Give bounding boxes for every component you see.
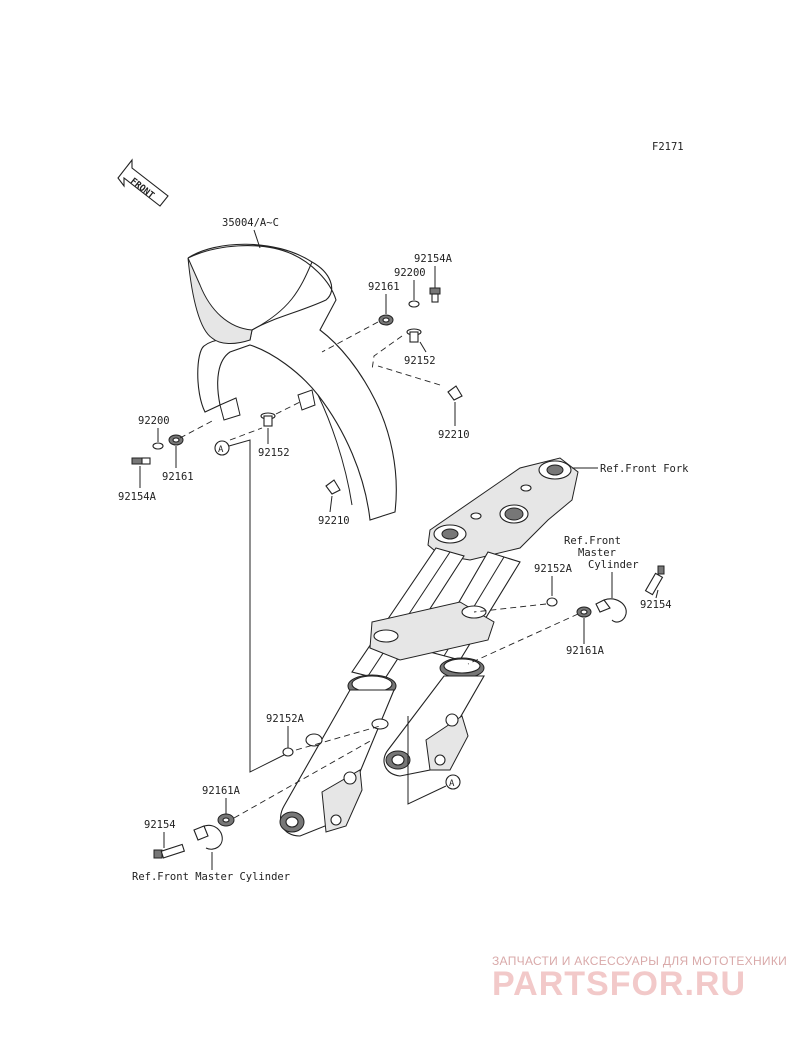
ref-front-fork: Ref.Front Fork bbox=[600, 463, 689, 475]
svg-text:A: A bbox=[449, 779, 455, 789]
label-grommet-left: 92161 bbox=[162, 471, 194, 483]
front-fender bbox=[187, 243, 397, 521]
nut-icon bbox=[325, 479, 341, 495]
lower-hardware bbox=[153, 733, 323, 859]
front-fork bbox=[279, 457, 579, 837]
label-grommet-right: 92161A bbox=[566, 645, 605, 657]
label-collar-left: 92152 bbox=[258, 447, 290, 459]
master-cylinder-clamp-icon bbox=[193, 824, 223, 850]
label-bolt-top: 92154A bbox=[414, 253, 453, 265]
left-hardware bbox=[131, 412, 341, 495]
watermark-tagline: ЗАПЧАСТИ И АКСЕССУАРЫ ДЛЯ МОТОТЕХНИКИ bbox=[492, 954, 787, 968]
washer-icon bbox=[408, 300, 420, 308]
bolt-icon bbox=[131, 457, 151, 465]
ref-master-cylinder-right-line2: Master bbox=[578, 547, 616, 559]
grommet-icon bbox=[576, 606, 592, 618]
watermark-brand: PARTSFOR.RU bbox=[492, 965, 746, 1003]
label-collar-top: 92152 bbox=[404, 355, 436, 367]
washer-icon bbox=[152, 442, 164, 450]
callout-a-lower: A bbox=[445, 774, 461, 790]
ref-master-cylinder-right-line3: Cylinder bbox=[588, 559, 639, 571]
bolt-icon bbox=[644, 565, 665, 596]
label-collar-lower: 92152A bbox=[266, 713, 305, 725]
callout-a-upper: A bbox=[214, 440, 230, 456]
right-hardware bbox=[546, 565, 665, 623]
label-fender: 35004/A~C bbox=[222, 217, 279, 229]
label-washer-top: 92200 bbox=[394, 267, 426, 279]
label-collar-right: 92152A bbox=[534, 563, 573, 575]
bolt-icon bbox=[153, 843, 186, 859]
master-cylinder-clamp-icon bbox=[595, 598, 627, 623]
label-bolt-lower: 92154 bbox=[144, 819, 176, 831]
figure-code: F2171 bbox=[652, 141, 684, 153]
collar-icon bbox=[406, 328, 422, 343]
label-nut-left: 92210 bbox=[318, 515, 350, 527]
label-grommet-top: 92161 bbox=[368, 281, 400, 293]
label-nut-top: 92210 bbox=[438, 429, 470, 441]
collar-icon bbox=[282, 733, 323, 757]
ref-master-cylinder-lower: Ref.Front Master Cylinder bbox=[132, 871, 290, 883]
top-hardware bbox=[378, 287, 463, 401]
label-washer-left: 92200 bbox=[138, 415, 170, 427]
collar-icon bbox=[260, 412, 276, 427]
front-arrow-icon: FRONT bbox=[117, 158, 169, 207]
ref-master-cylinder-right-line1: Ref.Front bbox=[564, 535, 621, 547]
grommet-icon bbox=[378, 314, 394, 326]
collar-icon bbox=[546, 597, 558, 607]
label-bolt-right: 92154 bbox=[640, 599, 672, 611]
svg-text:A: A bbox=[218, 445, 224, 455]
grommet-icon bbox=[217, 813, 235, 827]
label-bolt-left: 92154A bbox=[118, 491, 157, 503]
grommet-icon bbox=[168, 434, 184, 446]
bolt-icon bbox=[429, 287, 441, 303]
label-grommet-lower: 92161A bbox=[202, 785, 241, 797]
nut-icon bbox=[447, 385, 463, 401]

= To do =
Copy the listing above line for line, leaving out the picture.

= Answer in full =
Give bounding boxes for every component you see.
ref-front-fork: Ref.Front Fork bbox=[600, 463, 689, 475]
svg-text:A: A bbox=[449, 779, 455, 789]
label-grommet-left: 92161 bbox=[162, 471, 194, 483]
front-fender bbox=[187, 243, 397, 521]
nut-icon bbox=[325, 479, 341, 495]
lower-hardware bbox=[153, 733, 323, 859]
front-fork bbox=[279, 457, 579, 837]
label-grommet-right: 92161A bbox=[566, 645, 605, 657]
label-collar-left: 92152 bbox=[258, 447, 290, 459]
master-cylinder-clamp-icon bbox=[193, 824, 223, 850]
label-bolt-top: 92154A bbox=[414, 253, 453, 265]
left-hardware bbox=[131, 412, 341, 495]
watermark-tagline: ЗАПЧАСТИ И АКСЕССУАРЫ ДЛЯ МОТОТЕХНИКИ bbox=[492, 954, 787, 968]
washer-icon bbox=[408, 300, 420, 308]
bolt-icon bbox=[131, 457, 151, 465]
ref-master-cylinder-right-line2: Master bbox=[578, 547, 616, 559]
grommet-icon bbox=[576, 606, 592, 618]
watermark-brand: PARTSFOR.RU bbox=[492, 965, 746, 1003]
label-collar-top: 92152 bbox=[404, 355, 436, 367]
washer-icon bbox=[152, 442, 164, 450]
callout-a-lower: A bbox=[445, 774, 461, 790]
ref-master-cylinder-right-line3: Cylinder bbox=[588, 559, 639, 571]
bolt-icon bbox=[644, 565, 665, 596]
label-collar-lower: 92152A bbox=[266, 713, 305, 725]
callout-a-upper: A bbox=[214, 440, 230, 456]
right-hardware bbox=[546, 565, 665, 623]
label-fender: 35004/A~C bbox=[222, 217, 279, 229]
label-washer-top: 92200 bbox=[394, 267, 426, 279]
label-collar-right: 92152A bbox=[534, 563, 573, 575]
bolt-icon bbox=[153, 843, 186, 859]
master-cylinder-clamp-icon bbox=[595, 598, 627, 623]
label-bolt-lower: 92154 bbox=[144, 819, 176, 831]
figure-code: F2171 bbox=[652, 141, 684, 153]
collar-icon bbox=[406, 328, 422, 343]
label-nut-left: 92210 bbox=[318, 515, 350, 527]
label-grommet-top: 92161 bbox=[368, 281, 400, 293]
label-nut-top: 92210 bbox=[438, 429, 470, 441]
collar-icon bbox=[282, 733, 323, 757]
ref-master-cylinder-lower: Ref.Front Master Cylinder bbox=[132, 871, 290, 883]
top-hardware bbox=[378, 287, 463, 401]
label-washer-left: 92200 bbox=[138, 415, 170, 427]
collar-icon bbox=[260, 412, 276, 427]
front-arrow-icon: FRONT bbox=[117, 158, 169, 207]
ref-master-cylinder-right-line1: Ref.Front bbox=[564, 535, 621, 547]
grommet-icon bbox=[378, 314, 394, 326]
collar-icon bbox=[546, 597, 558, 607]
label-bolt-right: 92154 bbox=[640, 599, 672, 611]
svg-text:A: A bbox=[218, 445, 224, 455]
grommet-icon bbox=[217, 813, 235, 827]
label-bolt-left: 92154A bbox=[118, 491, 157, 503]
grommet-icon bbox=[168, 434, 184, 446]
bolt-icon bbox=[429, 287, 441, 303]
label-grommet-lower: 92161A bbox=[202, 785, 241, 797]
nut-icon bbox=[447, 385, 463, 401]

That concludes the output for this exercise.